» Exercise aim
Give back, word for word, the stretch of entries below from the very first one through the line containing "guest-count: 2 xyxy=(286,491,315,511)", both ends included.

** START OF Exercise data **

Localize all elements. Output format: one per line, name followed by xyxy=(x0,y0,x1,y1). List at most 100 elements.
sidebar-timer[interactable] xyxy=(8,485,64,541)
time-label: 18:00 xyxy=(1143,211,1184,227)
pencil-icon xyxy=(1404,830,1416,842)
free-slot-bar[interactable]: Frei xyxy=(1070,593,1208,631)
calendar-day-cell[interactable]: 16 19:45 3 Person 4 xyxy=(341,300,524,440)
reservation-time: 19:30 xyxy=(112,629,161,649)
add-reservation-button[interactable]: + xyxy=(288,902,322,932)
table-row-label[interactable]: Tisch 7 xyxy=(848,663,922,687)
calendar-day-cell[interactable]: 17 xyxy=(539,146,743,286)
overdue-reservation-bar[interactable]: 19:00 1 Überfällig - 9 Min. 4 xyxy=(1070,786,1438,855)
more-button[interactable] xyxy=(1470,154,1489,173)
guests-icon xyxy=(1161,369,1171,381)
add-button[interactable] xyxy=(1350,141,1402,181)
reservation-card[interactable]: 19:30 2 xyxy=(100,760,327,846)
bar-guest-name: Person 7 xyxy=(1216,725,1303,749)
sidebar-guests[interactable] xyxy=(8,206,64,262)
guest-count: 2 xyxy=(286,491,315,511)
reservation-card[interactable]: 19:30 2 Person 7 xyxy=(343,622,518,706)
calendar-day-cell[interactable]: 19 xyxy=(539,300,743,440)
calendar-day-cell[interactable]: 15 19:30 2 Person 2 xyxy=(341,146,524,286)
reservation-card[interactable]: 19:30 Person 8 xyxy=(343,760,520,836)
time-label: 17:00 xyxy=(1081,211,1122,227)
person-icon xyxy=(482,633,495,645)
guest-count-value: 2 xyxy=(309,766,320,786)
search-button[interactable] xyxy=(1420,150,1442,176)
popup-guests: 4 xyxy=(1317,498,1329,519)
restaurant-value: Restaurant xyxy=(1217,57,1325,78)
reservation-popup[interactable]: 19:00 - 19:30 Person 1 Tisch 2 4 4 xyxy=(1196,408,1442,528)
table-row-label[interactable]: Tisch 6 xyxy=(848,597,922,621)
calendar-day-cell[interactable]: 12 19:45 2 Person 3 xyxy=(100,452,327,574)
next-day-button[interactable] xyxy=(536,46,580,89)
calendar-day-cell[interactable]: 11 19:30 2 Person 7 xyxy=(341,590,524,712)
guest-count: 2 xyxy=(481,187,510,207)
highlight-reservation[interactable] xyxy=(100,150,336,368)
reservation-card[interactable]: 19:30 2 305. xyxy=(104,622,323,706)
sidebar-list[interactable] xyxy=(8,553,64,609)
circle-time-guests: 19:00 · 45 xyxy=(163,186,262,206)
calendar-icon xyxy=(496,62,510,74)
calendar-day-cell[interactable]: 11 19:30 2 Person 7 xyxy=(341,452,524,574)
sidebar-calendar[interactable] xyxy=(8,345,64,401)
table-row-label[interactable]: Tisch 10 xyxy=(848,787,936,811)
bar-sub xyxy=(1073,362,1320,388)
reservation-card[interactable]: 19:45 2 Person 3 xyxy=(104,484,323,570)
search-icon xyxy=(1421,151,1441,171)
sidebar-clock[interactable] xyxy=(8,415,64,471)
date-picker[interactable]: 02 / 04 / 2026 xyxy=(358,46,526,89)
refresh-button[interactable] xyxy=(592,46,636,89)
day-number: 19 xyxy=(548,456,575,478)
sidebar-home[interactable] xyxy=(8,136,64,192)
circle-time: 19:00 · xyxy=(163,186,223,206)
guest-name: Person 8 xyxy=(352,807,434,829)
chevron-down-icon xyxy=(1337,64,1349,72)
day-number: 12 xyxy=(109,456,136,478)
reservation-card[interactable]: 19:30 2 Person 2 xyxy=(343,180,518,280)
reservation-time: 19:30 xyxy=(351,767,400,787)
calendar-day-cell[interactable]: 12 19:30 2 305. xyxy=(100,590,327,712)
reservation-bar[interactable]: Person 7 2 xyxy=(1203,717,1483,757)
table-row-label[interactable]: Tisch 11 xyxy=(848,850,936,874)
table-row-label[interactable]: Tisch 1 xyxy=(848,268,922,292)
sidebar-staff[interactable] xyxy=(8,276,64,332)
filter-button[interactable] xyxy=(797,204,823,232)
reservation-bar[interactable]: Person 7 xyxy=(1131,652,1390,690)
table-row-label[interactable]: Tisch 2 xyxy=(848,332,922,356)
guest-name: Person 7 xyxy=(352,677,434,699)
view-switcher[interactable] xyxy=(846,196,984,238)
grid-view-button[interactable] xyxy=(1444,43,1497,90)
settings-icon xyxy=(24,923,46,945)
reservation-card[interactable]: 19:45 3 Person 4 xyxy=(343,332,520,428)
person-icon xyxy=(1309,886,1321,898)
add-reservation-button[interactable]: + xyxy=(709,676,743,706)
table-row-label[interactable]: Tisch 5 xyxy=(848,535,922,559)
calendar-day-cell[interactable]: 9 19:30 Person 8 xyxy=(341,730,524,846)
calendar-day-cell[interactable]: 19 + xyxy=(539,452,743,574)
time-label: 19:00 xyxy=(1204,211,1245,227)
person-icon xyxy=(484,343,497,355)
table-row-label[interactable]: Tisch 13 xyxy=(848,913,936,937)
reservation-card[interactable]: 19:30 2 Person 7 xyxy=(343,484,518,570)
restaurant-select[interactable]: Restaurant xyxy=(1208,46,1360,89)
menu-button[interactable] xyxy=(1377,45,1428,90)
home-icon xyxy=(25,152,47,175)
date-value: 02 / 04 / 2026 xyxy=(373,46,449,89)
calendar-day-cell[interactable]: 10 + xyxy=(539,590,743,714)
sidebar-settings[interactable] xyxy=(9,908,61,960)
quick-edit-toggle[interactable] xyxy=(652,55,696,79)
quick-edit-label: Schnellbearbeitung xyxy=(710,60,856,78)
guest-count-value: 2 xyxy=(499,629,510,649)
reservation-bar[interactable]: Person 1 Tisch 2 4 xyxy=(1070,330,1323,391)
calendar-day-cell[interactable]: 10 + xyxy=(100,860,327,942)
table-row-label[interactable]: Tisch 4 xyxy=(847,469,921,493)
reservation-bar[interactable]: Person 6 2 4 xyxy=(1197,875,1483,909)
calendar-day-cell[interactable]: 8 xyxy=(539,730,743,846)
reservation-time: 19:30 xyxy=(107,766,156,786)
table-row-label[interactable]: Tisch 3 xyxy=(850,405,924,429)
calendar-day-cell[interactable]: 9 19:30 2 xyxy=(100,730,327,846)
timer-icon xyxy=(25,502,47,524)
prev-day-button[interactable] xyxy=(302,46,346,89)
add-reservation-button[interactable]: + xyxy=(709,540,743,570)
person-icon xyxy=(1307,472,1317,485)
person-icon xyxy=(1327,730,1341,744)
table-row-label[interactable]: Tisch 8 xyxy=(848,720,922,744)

** END OF Exercise data **

» Finished answer
Localize all elements. Output format: one per line, name followed by xyxy=(x0,y0,x1,y1). List at most 100 elements.
sidebar-timer[interactable] xyxy=(8,485,64,541)
time-label: 18:00 xyxy=(1143,211,1184,227)
pencil-icon xyxy=(1404,830,1416,842)
free-slot-bar[interactable]: Frei xyxy=(1070,593,1208,631)
calendar-day-cell[interactable]: 16 19:45 3 Person 4 xyxy=(341,300,524,440)
reservation-time: 19:30 xyxy=(112,629,161,649)
add-reservation-button[interactable]: + xyxy=(288,902,322,932)
table-row-label[interactable]: Tisch 7 xyxy=(848,663,922,687)
calendar-day-cell[interactable]: 17 xyxy=(539,146,743,286)
overdue-reservation-bar[interactable]: 19:00 1 Überfällig - 9 Min. 4 xyxy=(1070,786,1438,855)
more-button[interactable] xyxy=(1470,154,1489,173)
guests-icon xyxy=(1161,369,1171,381)
add-button[interactable] xyxy=(1350,141,1402,181)
reservation-card[interactable]: 19:30 2 xyxy=(100,760,327,846)
bar-guest-name: Person 7 xyxy=(1216,725,1303,749)
sidebar-guests[interactable] xyxy=(8,206,64,262)
guest-count: 2 xyxy=(286,491,315,511)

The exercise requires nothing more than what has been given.